_The problem_
Print the listing below in its entirety, character for character.

____

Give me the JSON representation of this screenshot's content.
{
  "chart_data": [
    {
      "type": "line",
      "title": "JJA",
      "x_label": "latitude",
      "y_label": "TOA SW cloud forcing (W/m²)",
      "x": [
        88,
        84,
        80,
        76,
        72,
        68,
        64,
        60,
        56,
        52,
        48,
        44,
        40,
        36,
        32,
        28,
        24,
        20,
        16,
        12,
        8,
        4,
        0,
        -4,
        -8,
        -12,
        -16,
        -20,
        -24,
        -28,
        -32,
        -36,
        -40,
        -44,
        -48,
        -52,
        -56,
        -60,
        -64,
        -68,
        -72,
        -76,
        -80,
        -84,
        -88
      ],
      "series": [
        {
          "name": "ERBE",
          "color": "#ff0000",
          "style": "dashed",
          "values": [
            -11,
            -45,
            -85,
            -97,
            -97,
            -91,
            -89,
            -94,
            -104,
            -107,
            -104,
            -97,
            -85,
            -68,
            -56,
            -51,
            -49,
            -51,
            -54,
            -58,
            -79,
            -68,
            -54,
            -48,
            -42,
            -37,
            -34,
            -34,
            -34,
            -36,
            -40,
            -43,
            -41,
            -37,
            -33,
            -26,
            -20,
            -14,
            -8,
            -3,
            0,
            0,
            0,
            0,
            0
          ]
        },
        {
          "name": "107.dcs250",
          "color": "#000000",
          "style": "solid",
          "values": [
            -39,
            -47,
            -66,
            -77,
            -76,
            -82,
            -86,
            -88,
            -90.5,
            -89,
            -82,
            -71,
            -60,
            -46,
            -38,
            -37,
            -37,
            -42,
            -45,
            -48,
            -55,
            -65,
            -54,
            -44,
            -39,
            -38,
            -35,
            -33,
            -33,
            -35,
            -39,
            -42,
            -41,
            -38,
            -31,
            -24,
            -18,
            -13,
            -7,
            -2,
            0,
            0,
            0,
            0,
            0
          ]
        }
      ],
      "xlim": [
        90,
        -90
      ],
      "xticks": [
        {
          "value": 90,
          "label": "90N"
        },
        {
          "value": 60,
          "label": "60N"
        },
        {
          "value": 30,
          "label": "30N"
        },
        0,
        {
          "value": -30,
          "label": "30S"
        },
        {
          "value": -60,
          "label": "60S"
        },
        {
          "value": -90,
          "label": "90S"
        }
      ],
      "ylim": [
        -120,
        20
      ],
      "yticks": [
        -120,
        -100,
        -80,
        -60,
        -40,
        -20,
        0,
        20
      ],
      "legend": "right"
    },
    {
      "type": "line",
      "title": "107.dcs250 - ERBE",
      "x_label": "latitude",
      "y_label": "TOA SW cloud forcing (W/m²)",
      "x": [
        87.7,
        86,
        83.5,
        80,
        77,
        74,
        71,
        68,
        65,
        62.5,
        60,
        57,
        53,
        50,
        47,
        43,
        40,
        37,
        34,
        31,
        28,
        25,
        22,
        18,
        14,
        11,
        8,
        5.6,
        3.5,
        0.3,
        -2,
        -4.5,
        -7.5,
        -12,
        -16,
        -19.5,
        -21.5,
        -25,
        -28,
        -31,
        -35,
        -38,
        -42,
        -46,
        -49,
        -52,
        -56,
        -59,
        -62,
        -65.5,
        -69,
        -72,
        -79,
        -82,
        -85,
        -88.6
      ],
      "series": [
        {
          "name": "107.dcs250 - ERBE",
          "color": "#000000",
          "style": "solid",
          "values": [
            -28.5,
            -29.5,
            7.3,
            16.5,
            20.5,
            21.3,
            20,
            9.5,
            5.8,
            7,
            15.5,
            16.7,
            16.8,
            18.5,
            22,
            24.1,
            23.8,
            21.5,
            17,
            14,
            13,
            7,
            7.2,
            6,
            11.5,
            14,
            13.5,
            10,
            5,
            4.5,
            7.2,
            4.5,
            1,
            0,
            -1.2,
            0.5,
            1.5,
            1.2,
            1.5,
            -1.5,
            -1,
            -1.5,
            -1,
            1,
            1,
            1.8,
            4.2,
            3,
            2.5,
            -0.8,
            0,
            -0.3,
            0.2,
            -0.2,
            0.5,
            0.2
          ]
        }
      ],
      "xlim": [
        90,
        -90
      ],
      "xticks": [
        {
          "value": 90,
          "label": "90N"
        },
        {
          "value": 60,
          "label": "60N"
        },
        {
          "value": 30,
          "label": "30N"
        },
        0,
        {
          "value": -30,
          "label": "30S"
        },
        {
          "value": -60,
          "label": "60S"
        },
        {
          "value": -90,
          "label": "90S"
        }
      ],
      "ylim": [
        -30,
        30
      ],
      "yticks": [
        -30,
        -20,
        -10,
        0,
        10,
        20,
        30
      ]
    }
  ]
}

____

_Solution to this task_
Give me the JSON representation of this screenshot's content.
{
  "chart_data": [
    {
      "type": "line",
      "title": "JJA",
      "x_label": "latitude",
      "y_label": "TOA SW cloud forcing (W/m²)",
      "x": [
        88,
        84,
        80,
        76,
        72,
        68,
        64,
        60,
        56,
        52,
        48,
        44,
        40,
        36,
        32,
        28,
        24,
        20,
        16,
        12,
        8,
        4,
        0,
        -4,
        -8,
        -12,
        -16,
        -20,
        -24,
        -28,
        -32,
        -36,
        -40,
        -44,
        -48,
        -52,
        -56,
        -60,
        -64,
        -68,
        -72,
        -76,
        -80,
        -84,
        -88
      ],
      "series": [
        {
          "name": "ERBE",
          "color": "#ff0000",
          "style": "dashed",
          "values": [
            -11,
            -45,
            -85,
            -97,
            -97,
            -91,
            -89,
            -94,
            -104,
            -107,
            -104,
            -97,
            -85,
            -68,
            -56,
            -51,
            -49,
            -51,
            -54,
            -58,
            -79,
            -68,
            -54,
            -48,
            -42,
            -37,
            -34,
            -34,
            -34,
            -36,
            -40,
            -43,
            -41,
            -37,
            -33,
            -26,
            -20,
            -14,
            -8,
            -3,
            0,
            0,
            0,
            0,
            0
          ]
        },
        {
          "name": "107.dcs250",
          "color": "#000000",
          "style": "solid",
          "values": [
            -39,
            -47,
            -66,
            -77,
            -76,
            -82,
            -86,
            -88,
            -90.5,
            -89,
            -82,
            -71,
            -60,
            -46,
            -38,
            -37,
            -37,
            -42,
            -45,
            -48,
            -55,
            -65,
            -54,
            -44,
            -39,
            -38,
            -35,
            -33,
            -33,
            -35,
            -39,
            -42,
            -41,
            -38,
            -31,
            -24,
            -18,
            -13,
            -7,
            -2,
            0,
            0,
            0,
            0,
            0
          ]
        }
      ],
      "xlim": [
        90,
        -90
      ],
      "xticks": [
        {
          "value": 90,
          "label": "90N"
        },
        {
          "value": 60,
          "label": "60N"
        },
        {
          "value": 30,
          "label": "30N"
        },
        0,
        {
          "value": -30,
          "label": "30S"
        },
        {
          "value": -60,
          "label": "60S"
        },
        {
          "value": -90,
          "label": "90S"
        }
      ],
      "ylim": [
        -120,
        20
      ],
      "yticks": [
        -120,
        -100,
        -80,
        -60,
        -40,
        -20,
        0,
        20
      ],
      "legend": "right"
    },
    {
      "type": "line",
      "title": "107.dcs250 - ERBE",
      "x_label": "latitude",
      "y_label": "TOA SW cloud forcing (W/m²)",
      "x": [
        87.7,
        86,
        83.5,
        80,
        77,
        74,
        71,
        68,
        65,
        62.5,
        60,
        57,
        53,
        50,
        47,
        43,
        40,
        37,
        34,
        31,
        28,
        25,
        22,
        18,
        14,
        11,
        8,
        5.6,
        3.5,
        0.3,
        -2,
        -4.5,
        -7.5,
        -12,
        -16,
        -19.5,
        -21.5,
        -25,
        -28,
        -31,
        -35,
        -38,
        -42,
        -46,
        -49,
        -52,
        -56,
        -59,
        -62,
        -65.5,
        -69,
        -72,
        -79,
        -82,
        -85,
        -88.6
      ],
      "series": [
        {
          "name": "107.dcs250 - ERBE",
          "color": "#000000",
          "style": "solid",
          "values": [
            -28.5,
            -29.5,
            7.3,
            16.5,
            20.5,
            21.3,
            20,
            9.5,
            5.8,
            7,
            15.5,
            16.7,
            16.8,
            18.5,
            22,
            24.1,
            23.8,
            21.5,
            17,
            14,
            13,
            7,
            7.2,
            6,
            11.5,
            14,
            13.5,
            10,
            5,
            4.5,
            7.2,
            4.5,
            1,
            0,
            -1.2,
            0.5,
            1.5,
            1.2,
            1.5,
            -1.5,
            -1,
            -1.5,
            -1,
            1,
            1,
            1.8,
            4.2,
            3,
            2.5,
            -0.8,
            0,
            -0.3,
            0.2,
            -0.2,
            0.5,
            0.2
          ]
        }
      ],
      "xlim": [
        90,
        -90
      ],
      "xticks": [
        {
          "value": 90,
          "label": "90N"
        },
        {
          "value": 60,
          "label": "60N"
        },
        {
          "value": 30,
          "label": "30N"
        },
        0,
        {
          "value": -30,
          "label": "30S"
        },
        {
          "value": -60,
          "label": "60S"
        },
        {
          "value": -90,
          "label": "90S"
        }
      ],
      "ylim": [
        -30,
        30
      ],
      "yticks": [
        -30,
        -20,
        -10,
        0,
        10,
        20,
        30
      ]
    }
  ]
}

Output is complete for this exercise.